[Stored data]
(begin)
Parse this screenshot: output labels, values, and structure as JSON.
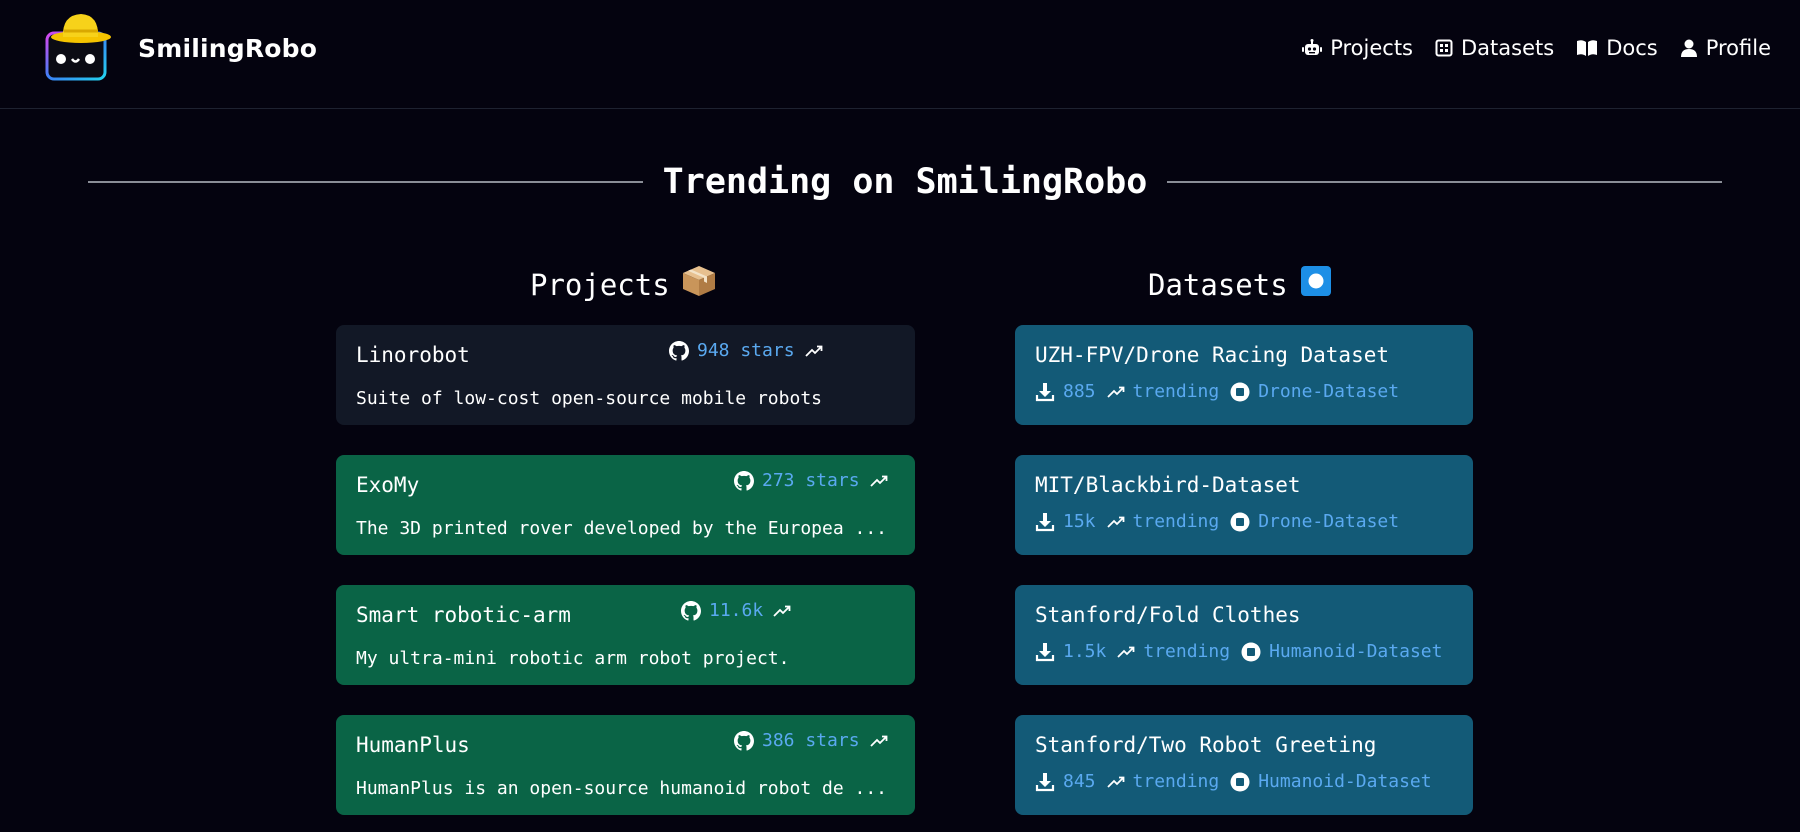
{
  "brand": {
    "name": "SmilingRobo"
  },
  "nav": [
    {
      "label": "Projects",
      "icon": "robot-icon"
    },
    {
      "label": "Datasets",
      "icon": "grid-icon"
    },
    {
      "label": "Docs",
      "icon": "book-icon"
    },
    {
      "label": "Profile",
      "icon": "user-icon"
    }
  ],
  "main": {
    "title": "Trending on SmilingRobo",
    "projects_title": "Projects",
    "datasets_title": "Datasets"
  },
  "projects": [
    {
      "name": "Linorobot",
      "stars": "948 stars",
      "description": "Suite of low-cost open-source mobile robots",
      "style": "dark"
    },
    {
      "name": "ExoMy",
      "stars": "273 stars",
      "description": "The 3D printed rover developed by the Europea ...",
      "style": "green"
    },
    {
      "name": "Smart robotic-arm",
      "stars": "11.6k",
      "description": "My ultra-mini robotic arm robot project.",
      "style": "green"
    },
    {
      "name": "HumanPlus",
      "stars": "386 stars",
      "description": "HumanPlus is an open-source humanoid robot de ...",
      "style": "green"
    }
  ],
  "datasets": [
    {
      "name": "UZH-FPV/Drone Racing Dataset",
      "downloads": "885",
      "trend": "trending",
      "tag": "Drone-Dataset"
    },
    {
      "name": "MIT/Blackbird-Dataset",
      "downloads": "15k",
      "trend": "trending",
      "tag": "Drone-Dataset"
    },
    {
      "name": "Stanford/Fold Clothes",
      "downloads": "1.5k",
      "trend": "trending",
      "tag": "Humanoid-Dataset"
    },
    {
      "name": "Stanford/Two Robot Greeting",
      "downloads": "845",
      "trend": "trending",
      "tag": "Humanoid-Dataset"
    }
  ],
  "colors": {
    "background": "#04030f",
    "project_dark": "#121826",
    "project_green": "#0a6446",
    "dataset_card": "#135a77",
    "link_blue": "#5aa9f0"
  }
}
(end)
_DIRECTIVE_: From the entries above, select each line containing the string "name".

_SOLUTION TO THIS TASK_:
    "name": "SmilingRobo"
      "name": "Linorobot",
      "name": "ExoMy",
      "name": "Smart robotic-arm",
      "name": "HumanPlus",
      "name": "UZH-FPV/Drone Racing Dataset",
      "name": "MIT/Blackbird-Dataset",
      "name": "Stanford/Fold Clothes",
      "name": "Stanford/Two Robot Greeting",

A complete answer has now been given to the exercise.